Records from a collection:
▶
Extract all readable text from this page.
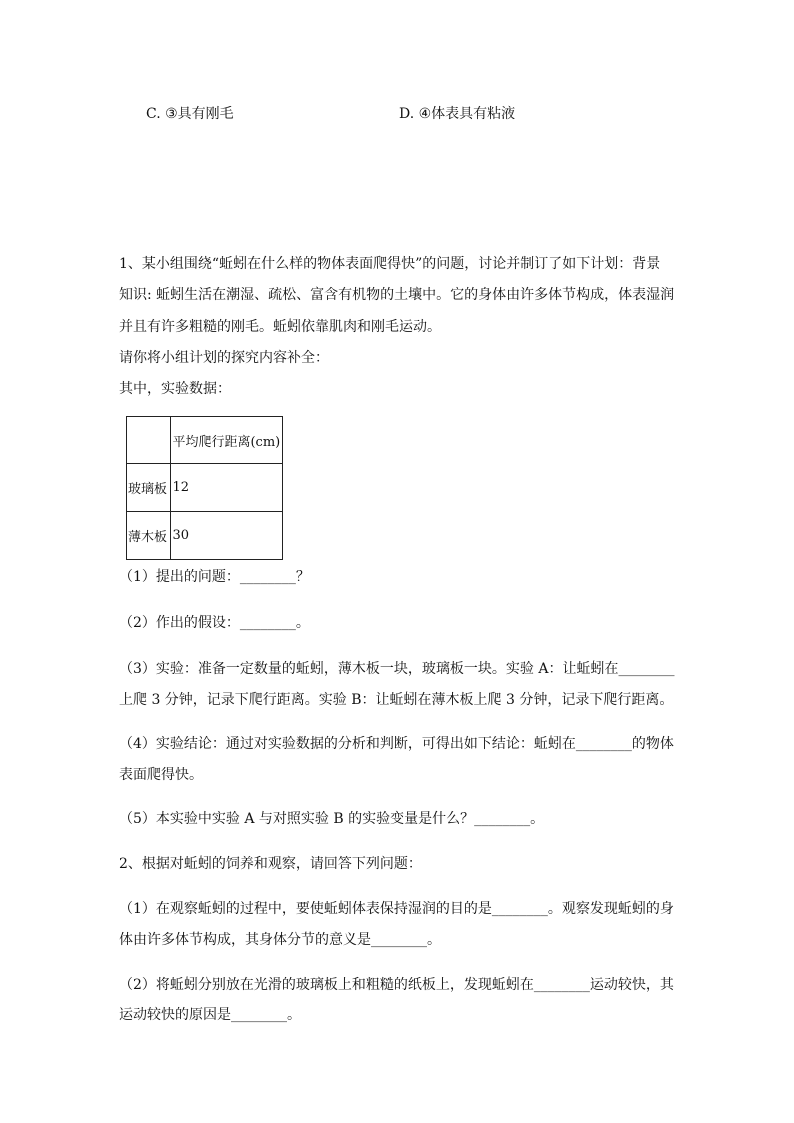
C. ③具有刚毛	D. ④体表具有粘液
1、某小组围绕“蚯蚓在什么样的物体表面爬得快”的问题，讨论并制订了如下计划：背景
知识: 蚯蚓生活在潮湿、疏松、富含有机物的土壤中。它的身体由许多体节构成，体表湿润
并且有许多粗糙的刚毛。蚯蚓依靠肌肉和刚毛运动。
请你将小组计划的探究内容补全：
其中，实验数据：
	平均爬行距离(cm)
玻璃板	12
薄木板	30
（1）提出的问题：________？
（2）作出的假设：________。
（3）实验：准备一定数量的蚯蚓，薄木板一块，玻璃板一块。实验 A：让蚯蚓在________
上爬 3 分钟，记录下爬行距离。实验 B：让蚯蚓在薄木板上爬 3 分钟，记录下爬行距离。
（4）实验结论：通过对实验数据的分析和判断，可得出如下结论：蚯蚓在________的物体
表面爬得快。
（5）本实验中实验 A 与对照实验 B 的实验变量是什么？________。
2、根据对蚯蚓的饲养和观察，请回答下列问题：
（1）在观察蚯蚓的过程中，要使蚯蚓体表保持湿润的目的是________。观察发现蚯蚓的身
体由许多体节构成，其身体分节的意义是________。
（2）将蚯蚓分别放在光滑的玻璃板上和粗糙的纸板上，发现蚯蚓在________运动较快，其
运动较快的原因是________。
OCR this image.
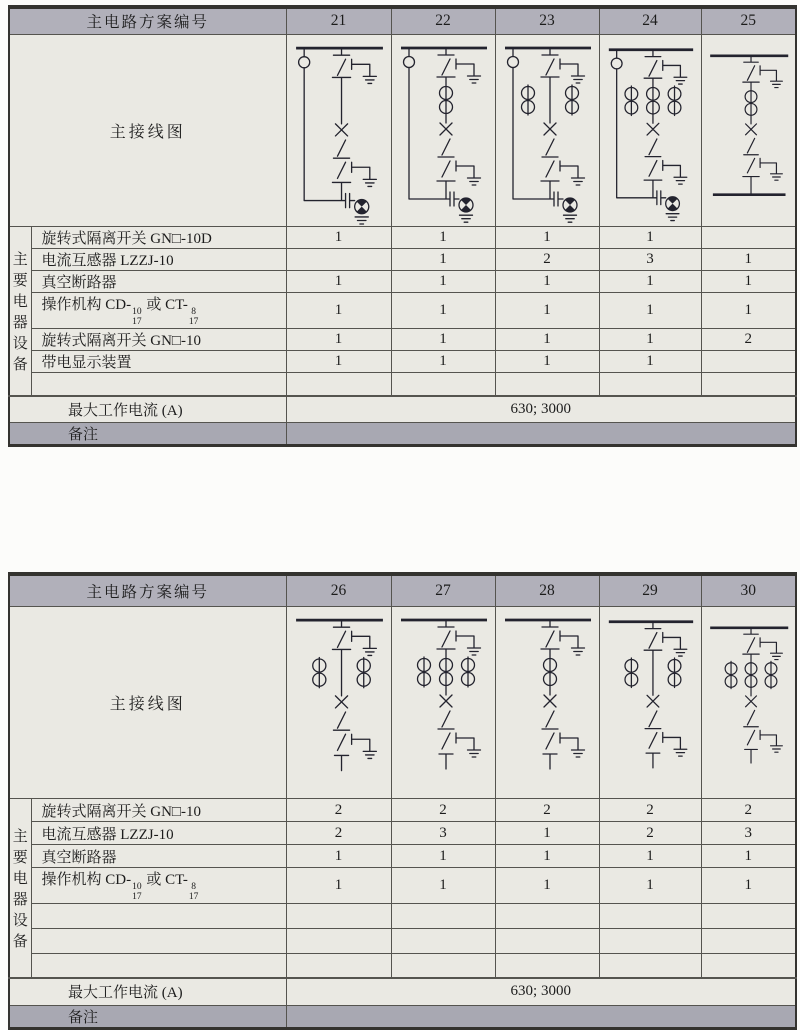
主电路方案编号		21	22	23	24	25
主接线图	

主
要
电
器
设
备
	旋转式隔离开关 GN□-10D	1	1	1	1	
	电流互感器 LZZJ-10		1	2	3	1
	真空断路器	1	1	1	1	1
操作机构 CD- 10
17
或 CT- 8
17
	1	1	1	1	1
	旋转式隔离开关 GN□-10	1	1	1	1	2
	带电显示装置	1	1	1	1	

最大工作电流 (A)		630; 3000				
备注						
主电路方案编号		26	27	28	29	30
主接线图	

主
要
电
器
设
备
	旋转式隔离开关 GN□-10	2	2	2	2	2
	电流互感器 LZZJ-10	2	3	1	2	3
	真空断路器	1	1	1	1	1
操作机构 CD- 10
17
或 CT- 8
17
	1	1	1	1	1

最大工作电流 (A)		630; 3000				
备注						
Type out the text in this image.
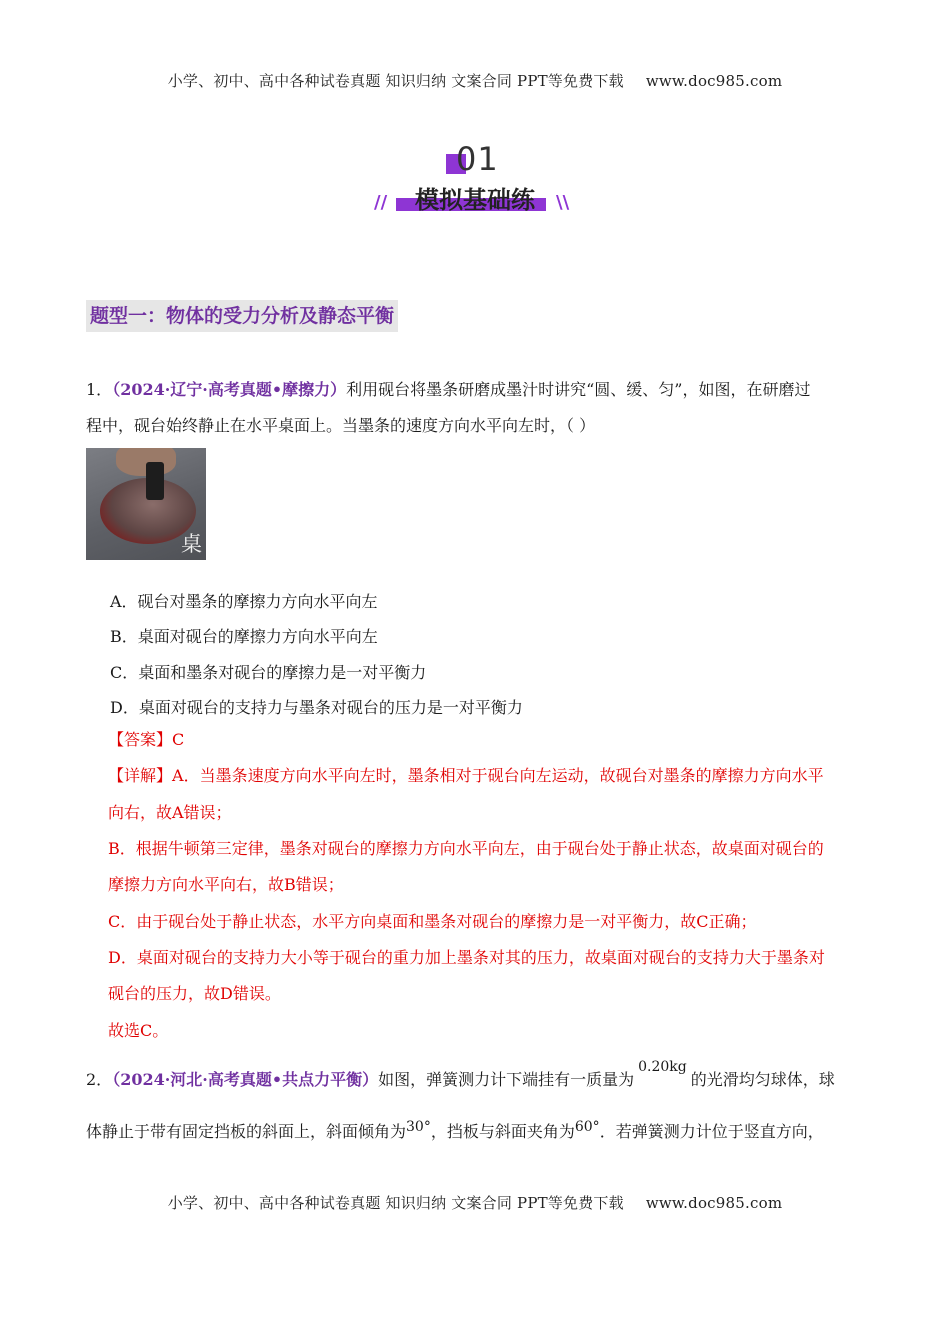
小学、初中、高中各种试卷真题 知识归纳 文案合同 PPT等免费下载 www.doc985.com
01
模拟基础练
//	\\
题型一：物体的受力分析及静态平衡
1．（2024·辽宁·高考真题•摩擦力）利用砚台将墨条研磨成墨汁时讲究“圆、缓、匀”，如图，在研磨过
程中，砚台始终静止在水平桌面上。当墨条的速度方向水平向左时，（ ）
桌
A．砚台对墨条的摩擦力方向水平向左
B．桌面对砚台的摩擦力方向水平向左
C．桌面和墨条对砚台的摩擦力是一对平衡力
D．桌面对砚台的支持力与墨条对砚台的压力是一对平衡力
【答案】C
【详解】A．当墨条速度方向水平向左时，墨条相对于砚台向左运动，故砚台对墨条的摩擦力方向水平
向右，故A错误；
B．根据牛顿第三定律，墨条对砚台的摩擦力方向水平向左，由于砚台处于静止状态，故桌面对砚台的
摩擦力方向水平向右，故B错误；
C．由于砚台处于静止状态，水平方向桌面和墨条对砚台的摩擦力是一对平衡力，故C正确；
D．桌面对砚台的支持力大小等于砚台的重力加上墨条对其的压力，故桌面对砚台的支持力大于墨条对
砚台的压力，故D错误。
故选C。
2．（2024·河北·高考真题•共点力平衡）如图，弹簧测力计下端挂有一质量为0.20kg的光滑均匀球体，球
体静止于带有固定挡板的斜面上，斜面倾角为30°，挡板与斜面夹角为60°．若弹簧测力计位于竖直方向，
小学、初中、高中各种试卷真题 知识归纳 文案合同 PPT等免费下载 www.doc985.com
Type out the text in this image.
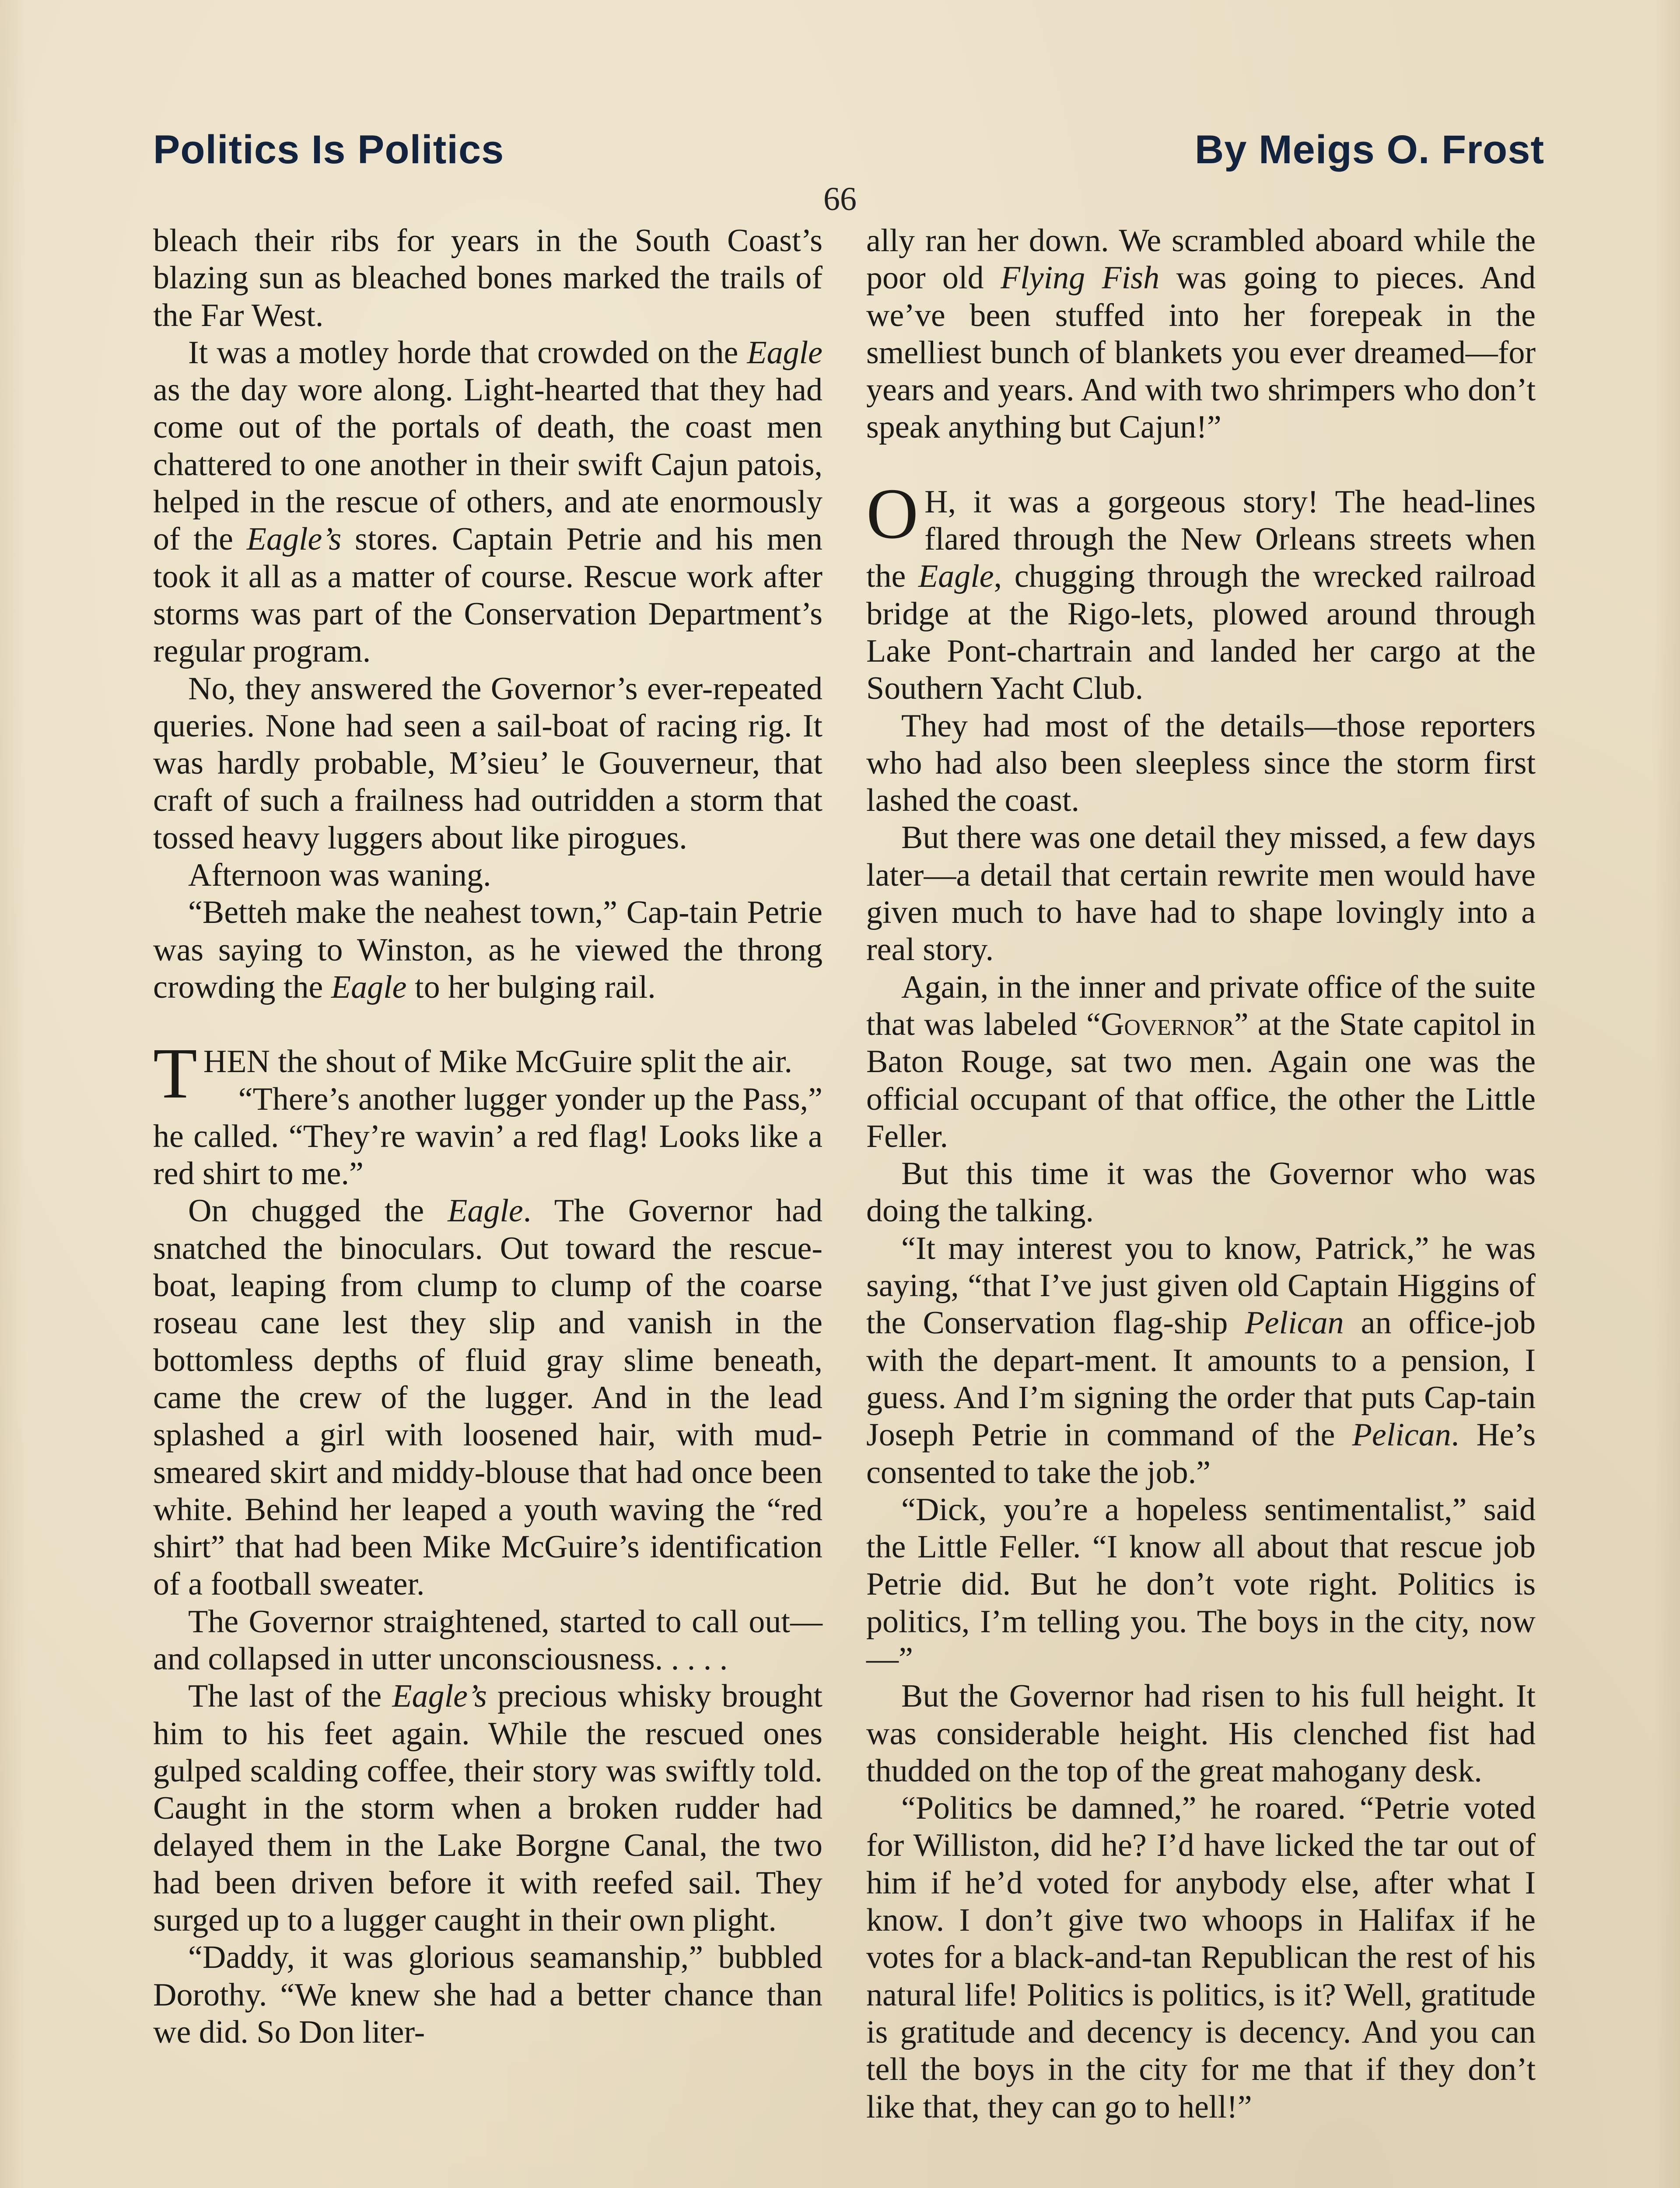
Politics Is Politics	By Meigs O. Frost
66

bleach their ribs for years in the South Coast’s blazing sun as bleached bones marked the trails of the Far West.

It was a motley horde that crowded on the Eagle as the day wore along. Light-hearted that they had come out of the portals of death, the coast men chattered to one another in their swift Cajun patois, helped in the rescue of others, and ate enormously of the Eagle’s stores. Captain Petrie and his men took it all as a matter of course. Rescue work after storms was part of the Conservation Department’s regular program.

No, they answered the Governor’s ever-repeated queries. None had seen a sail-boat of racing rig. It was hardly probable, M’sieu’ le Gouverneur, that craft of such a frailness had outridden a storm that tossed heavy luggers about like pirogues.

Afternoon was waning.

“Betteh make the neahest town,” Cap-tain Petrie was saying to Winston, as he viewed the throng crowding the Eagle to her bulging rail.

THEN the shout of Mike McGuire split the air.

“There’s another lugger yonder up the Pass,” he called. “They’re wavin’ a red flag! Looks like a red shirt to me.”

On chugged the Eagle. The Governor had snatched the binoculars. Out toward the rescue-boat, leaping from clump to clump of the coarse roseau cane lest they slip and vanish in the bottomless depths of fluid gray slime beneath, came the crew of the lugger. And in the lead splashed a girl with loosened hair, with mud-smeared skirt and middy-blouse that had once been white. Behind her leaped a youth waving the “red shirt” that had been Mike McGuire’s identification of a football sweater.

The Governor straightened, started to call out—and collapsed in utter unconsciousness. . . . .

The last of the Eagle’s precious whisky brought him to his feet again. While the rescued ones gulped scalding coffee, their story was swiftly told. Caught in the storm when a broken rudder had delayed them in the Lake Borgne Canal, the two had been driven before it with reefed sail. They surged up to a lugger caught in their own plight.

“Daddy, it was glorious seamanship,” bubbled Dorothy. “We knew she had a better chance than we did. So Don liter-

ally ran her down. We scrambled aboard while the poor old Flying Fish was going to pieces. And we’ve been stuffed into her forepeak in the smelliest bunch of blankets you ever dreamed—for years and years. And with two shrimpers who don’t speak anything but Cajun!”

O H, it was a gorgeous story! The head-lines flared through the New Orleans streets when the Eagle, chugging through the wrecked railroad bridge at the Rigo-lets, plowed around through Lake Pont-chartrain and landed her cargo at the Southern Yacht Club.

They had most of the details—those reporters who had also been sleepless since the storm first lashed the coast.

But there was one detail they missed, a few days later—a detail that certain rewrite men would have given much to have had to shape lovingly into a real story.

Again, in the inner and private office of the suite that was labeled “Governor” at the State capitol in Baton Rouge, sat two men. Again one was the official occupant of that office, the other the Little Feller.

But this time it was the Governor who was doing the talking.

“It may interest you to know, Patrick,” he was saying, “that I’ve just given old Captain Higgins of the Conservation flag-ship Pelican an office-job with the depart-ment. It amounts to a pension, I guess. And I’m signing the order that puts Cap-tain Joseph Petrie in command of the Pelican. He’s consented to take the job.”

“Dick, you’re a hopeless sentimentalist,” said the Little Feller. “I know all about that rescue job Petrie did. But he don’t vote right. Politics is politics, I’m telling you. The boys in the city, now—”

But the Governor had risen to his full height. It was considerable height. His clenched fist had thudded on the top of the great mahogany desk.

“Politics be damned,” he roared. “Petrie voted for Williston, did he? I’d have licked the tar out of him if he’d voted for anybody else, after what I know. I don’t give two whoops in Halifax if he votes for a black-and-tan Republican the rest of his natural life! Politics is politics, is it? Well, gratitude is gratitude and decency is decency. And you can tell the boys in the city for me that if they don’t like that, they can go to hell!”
◀
▶ Written task
Filter the listing for the word "flag" and copy every line that holds it.

▶ Expected output
“There’s another lugger yonder up the Pass,” he called. “They’re wavin’ a red flag! Looks like a red shirt to me.”
“It may interest you to know, Patrick,” he was saying, “that I’ve just given old Captain Higgins of the Conservation flag-ship Pelican an office-job with the depart-ment. It amounts to a pension, I guess. And I’m signing the order that puts Cap-tain Joseph Petrie in command of the Pelican. He’s consented to take the job.”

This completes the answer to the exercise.